## [Task to carry out]
Hunt for the word "users" across the entries below, copying each line that holds it.

## [Data lines]

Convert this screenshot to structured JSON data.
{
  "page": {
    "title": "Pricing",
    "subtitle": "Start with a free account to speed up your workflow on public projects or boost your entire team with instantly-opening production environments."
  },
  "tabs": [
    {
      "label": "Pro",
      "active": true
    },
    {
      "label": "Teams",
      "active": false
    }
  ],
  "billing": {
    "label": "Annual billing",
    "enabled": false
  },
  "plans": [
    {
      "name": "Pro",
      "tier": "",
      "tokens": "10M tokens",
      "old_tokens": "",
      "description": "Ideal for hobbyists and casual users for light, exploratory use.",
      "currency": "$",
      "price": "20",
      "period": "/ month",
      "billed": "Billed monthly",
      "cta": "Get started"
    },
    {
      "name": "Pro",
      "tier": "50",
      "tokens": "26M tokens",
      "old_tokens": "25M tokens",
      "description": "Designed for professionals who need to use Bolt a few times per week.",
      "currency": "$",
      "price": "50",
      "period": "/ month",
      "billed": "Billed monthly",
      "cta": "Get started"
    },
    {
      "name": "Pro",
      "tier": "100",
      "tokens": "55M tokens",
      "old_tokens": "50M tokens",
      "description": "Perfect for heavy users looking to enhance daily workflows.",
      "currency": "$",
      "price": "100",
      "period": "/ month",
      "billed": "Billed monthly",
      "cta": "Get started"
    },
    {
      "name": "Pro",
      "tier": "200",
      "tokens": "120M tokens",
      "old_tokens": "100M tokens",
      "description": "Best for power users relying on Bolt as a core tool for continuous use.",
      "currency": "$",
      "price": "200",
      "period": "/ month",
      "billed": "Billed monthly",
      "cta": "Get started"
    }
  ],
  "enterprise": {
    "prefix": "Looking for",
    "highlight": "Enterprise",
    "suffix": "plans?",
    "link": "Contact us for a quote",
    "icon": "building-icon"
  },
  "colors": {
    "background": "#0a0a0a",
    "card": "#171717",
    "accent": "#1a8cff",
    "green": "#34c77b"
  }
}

## [Problem solution]
      "description": "Ideal for hobbyists and casual users for light, exploratory use.",
      "description": "Perfect for heavy users looking to enhance daily workflows.",
      "description": "Best for power users relying on Bolt as a core tool for continuous use.",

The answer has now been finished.